**Short problem:**
Output each line exactly as it appears, skipping any embedded picture.

**Entries:**

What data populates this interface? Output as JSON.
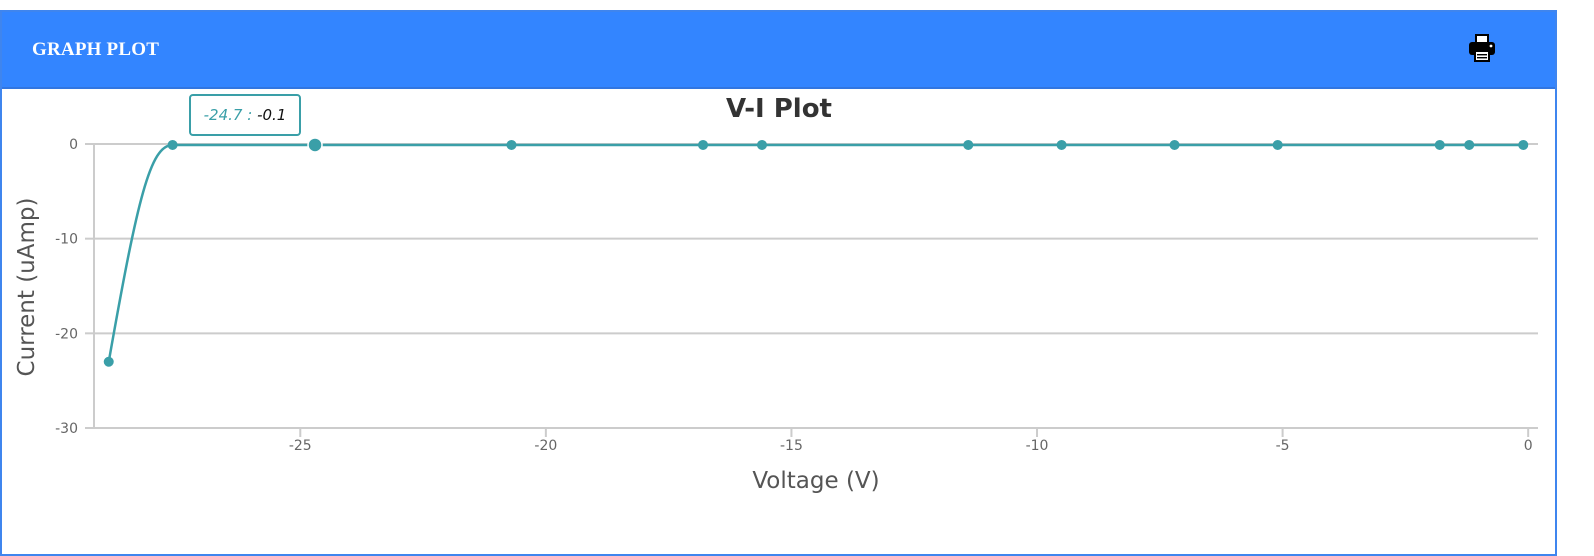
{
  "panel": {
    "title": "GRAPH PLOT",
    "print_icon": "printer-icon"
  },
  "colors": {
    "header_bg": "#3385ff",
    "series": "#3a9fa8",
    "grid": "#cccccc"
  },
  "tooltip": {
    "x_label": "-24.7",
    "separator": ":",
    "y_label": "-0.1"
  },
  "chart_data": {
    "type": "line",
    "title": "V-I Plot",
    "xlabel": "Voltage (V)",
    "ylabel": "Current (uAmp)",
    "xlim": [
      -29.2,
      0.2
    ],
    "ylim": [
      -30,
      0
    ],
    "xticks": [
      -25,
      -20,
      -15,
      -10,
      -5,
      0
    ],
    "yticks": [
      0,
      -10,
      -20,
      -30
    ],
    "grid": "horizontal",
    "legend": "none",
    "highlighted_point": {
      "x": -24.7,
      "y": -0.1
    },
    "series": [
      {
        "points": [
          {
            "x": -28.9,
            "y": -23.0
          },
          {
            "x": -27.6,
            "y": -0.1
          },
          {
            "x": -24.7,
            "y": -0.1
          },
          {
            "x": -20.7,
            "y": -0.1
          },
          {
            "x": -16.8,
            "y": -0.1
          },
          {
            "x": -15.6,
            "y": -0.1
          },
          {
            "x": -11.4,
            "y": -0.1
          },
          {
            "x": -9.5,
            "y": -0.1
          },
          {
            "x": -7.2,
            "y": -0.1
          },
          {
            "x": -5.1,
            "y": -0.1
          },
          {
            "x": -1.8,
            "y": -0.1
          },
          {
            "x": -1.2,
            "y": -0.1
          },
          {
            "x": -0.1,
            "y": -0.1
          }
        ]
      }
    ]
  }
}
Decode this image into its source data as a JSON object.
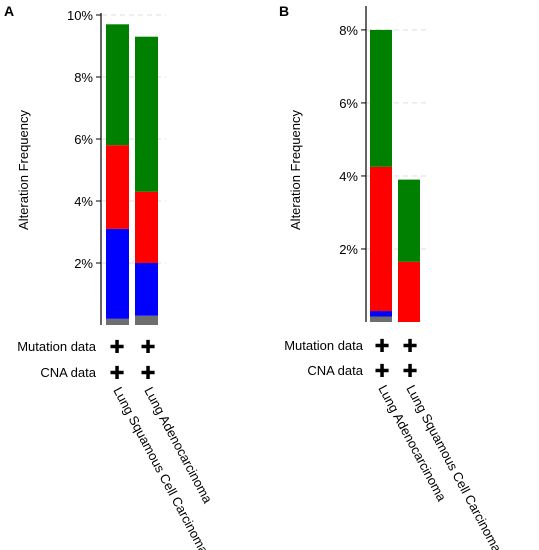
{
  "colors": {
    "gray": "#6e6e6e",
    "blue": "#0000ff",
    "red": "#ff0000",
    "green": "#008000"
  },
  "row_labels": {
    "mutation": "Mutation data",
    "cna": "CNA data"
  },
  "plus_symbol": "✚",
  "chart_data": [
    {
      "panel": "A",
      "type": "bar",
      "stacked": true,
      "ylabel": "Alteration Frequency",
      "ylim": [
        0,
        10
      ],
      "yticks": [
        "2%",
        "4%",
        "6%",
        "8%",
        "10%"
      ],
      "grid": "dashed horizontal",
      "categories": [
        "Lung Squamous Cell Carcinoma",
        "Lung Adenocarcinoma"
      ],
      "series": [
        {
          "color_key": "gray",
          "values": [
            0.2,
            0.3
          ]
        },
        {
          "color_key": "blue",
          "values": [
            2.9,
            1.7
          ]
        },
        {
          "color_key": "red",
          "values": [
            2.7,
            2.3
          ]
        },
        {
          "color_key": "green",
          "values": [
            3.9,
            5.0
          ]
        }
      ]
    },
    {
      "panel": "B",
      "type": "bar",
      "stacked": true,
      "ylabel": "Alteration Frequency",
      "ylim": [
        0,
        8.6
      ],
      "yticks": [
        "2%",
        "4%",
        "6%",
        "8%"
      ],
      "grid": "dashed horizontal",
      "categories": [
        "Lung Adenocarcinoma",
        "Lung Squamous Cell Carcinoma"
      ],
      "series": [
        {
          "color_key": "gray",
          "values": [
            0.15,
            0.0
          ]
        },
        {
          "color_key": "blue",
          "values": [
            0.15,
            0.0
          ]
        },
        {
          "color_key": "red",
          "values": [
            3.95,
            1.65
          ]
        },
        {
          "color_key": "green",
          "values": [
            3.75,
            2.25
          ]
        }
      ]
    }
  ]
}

**Worked solution:**
What data populates this interface? Output as JSON.
{
  "panel": {
    "title": "GRAPH PLOT",
    "print_icon": "printer-icon"
  },
  "colors": {
    "header_bg": "#3385ff",
    "series": "#3a9fa8",
    "grid": "#cccccc"
  },
  "tooltip": {
    "x_label": "-24.7",
    "separator": ":",
    "y_label": "-0.1"
  },
  "chart_data": {
    "type": "line",
    "title": "V-I Plot",
    "xlabel": "Voltage (V)",
    "ylabel": "Current (uAmp)",
    "xlim": [
      -29.2,
      0.2
    ],
    "ylim": [
      -30,
      0
    ],
    "xticks": [
      -25,
      -20,
      -15,
      -10,
      -5,
      0
    ],
    "yticks": [
      0,
      -10,
      -20,
      -30
    ],
    "grid": "horizontal",
    "legend": "none",
    "highlighted_point": {
      "x": -24.7,
      "y": -0.1
    },
    "series": [
      {
        "points": [
          {
            "x": -28.9,
            "y": -23.0
          },
          {
            "x": -27.6,
            "y": -0.1
          },
          {
            "x": -24.7,
            "y": -0.1
          },
          {
            "x": -20.7,
            "y": -0.1
          },
          {
            "x": -16.8,
            "y": -0.1
          },
          {
            "x": -15.6,
            "y": -0.1
          },
          {
            "x": -11.4,
            "y": -0.1
          },
          {
            "x": -9.5,
            "y": -0.1
          },
          {
            "x": -7.2,
            "y": -0.1
          },
          {
            "x": -5.1,
            "y": -0.1
          },
          {
            "x": -1.8,
            "y": -0.1
          },
          {
            "x": -1.2,
            "y": -0.1
          },
          {
            "x": -0.1,
            "y": -0.1
          }
        ]
      }
    ]
  }
}
Decode this image into its source data as a JSON object.
{
  "colors": {
    "gray": "#6e6e6e",
    "blue": "#0000ff",
    "red": "#ff0000",
    "green": "#008000"
  },
  "row_labels": {
    "mutation": "Mutation data",
    "cna": "CNA data"
  },
  "plus_symbol": "✚",
  "chart_data": [
    {
      "panel": "A",
      "type": "bar",
      "stacked": true,
      "ylabel": "Alteration Frequency",
      "ylim": [
        0,
        10
      ],
      "yticks": [
        "2%",
        "4%",
        "6%",
        "8%",
        "10%"
      ],
      "grid": "dashed horizontal",
      "categories": [
        "Lung Squamous Cell Carcinoma",
        "Lung Adenocarcinoma"
      ],
      "series": [
        {
          "color_key": "gray",
          "values": [
            0.2,
            0.3
          ]
        },
        {
          "color_key": "blue",
          "values": [
            2.9,
            1.7
          ]
        },
        {
          "color_key": "red",
          "values": [
            2.7,
            2.3
          ]
        },
        {
          "color_key": "green",
          "values": [
            3.9,
            5.0
          ]
        }
      ]
    },
    {
      "panel": "B",
      "type": "bar",
      "stacked": true,
      "ylabel": "Alteration Frequency",
      "ylim": [
        0,
        8.6
      ],
      "yticks": [
        "2%",
        "4%",
        "6%",
        "8%"
      ],
      "grid": "dashed horizontal",
      "categories": [
        "Lung Adenocarcinoma",
        "Lung Squamous Cell Carcinoma"
      ],
      "series": [
        {
          "color_key": "gray",
          "values": [
            0.15,
            0.0
          ]
        },
        {
          "color_key": "blue",
          "values": [
            0.15,
            0.0
          ]
        },
        {
          "color_key": "red",
          "values": [
            3.95,
            1.65
          ]
        },
        {
          "color_key": "green",
          "values": [
            3.75,
            2.25
          ]
        }
      ]
    }
  ]
}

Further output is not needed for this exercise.